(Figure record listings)
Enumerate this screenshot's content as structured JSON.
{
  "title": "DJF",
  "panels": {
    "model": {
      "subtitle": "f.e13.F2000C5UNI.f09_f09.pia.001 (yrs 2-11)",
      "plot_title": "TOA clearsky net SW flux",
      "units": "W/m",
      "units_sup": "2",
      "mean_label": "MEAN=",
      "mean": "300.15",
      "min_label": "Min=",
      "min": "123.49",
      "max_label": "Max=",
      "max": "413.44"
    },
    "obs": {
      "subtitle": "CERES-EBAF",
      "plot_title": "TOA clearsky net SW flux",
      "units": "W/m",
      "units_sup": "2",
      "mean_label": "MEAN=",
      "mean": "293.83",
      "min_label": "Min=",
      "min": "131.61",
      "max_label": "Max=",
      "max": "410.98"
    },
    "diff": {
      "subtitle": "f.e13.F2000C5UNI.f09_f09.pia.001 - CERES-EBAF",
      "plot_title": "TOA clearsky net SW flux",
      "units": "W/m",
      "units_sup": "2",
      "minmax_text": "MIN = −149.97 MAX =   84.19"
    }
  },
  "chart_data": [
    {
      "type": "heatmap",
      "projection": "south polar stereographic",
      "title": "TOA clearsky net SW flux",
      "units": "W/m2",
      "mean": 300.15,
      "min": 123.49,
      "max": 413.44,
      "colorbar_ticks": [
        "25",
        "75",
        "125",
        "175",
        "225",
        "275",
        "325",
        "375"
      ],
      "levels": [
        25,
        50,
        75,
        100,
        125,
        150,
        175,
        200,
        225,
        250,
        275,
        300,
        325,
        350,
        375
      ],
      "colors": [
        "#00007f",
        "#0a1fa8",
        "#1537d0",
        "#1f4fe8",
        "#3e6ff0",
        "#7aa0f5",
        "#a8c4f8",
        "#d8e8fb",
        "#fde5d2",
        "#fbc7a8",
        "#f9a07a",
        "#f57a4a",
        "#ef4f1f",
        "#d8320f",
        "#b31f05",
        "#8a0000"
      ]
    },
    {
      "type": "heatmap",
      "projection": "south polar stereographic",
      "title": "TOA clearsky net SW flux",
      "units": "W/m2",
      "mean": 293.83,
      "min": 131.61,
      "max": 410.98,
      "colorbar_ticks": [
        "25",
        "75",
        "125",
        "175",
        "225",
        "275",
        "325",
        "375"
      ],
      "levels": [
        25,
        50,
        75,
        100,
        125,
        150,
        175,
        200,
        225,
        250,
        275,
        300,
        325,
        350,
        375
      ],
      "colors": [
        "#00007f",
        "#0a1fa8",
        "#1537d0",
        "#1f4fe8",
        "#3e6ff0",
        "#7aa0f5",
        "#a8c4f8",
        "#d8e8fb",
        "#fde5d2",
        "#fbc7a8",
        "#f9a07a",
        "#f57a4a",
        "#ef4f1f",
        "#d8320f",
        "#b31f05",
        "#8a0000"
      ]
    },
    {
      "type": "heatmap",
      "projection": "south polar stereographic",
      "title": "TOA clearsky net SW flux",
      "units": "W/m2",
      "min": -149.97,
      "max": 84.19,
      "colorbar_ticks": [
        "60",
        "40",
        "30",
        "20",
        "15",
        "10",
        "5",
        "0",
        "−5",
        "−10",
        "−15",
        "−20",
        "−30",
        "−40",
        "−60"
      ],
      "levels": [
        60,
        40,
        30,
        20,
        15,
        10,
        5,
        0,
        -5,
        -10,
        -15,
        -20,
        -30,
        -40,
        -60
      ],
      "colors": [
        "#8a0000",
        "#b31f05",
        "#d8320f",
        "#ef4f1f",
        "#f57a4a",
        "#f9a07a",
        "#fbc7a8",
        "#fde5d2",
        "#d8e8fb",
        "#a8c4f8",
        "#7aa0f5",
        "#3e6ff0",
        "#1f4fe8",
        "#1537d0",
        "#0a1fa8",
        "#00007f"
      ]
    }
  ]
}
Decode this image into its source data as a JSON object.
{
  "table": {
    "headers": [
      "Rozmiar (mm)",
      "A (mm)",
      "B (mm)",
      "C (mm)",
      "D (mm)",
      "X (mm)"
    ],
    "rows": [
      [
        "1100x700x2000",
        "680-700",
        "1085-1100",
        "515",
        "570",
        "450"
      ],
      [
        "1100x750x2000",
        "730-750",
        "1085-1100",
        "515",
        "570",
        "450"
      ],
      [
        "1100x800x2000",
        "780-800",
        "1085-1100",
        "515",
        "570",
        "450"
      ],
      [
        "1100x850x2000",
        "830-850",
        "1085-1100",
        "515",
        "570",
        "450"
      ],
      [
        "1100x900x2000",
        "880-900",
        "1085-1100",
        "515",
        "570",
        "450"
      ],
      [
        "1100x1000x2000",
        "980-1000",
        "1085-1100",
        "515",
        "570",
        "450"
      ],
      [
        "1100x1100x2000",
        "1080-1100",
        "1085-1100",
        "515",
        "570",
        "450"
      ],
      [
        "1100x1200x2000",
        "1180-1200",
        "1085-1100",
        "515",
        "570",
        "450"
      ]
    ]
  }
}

• **To be done**
Check the data for the word "this" and pull out the lines that have it.

• **Answer to the exercise**
Enumerate this screenshot's content as structured JSON.
Decode this image into its source data as a JSON object.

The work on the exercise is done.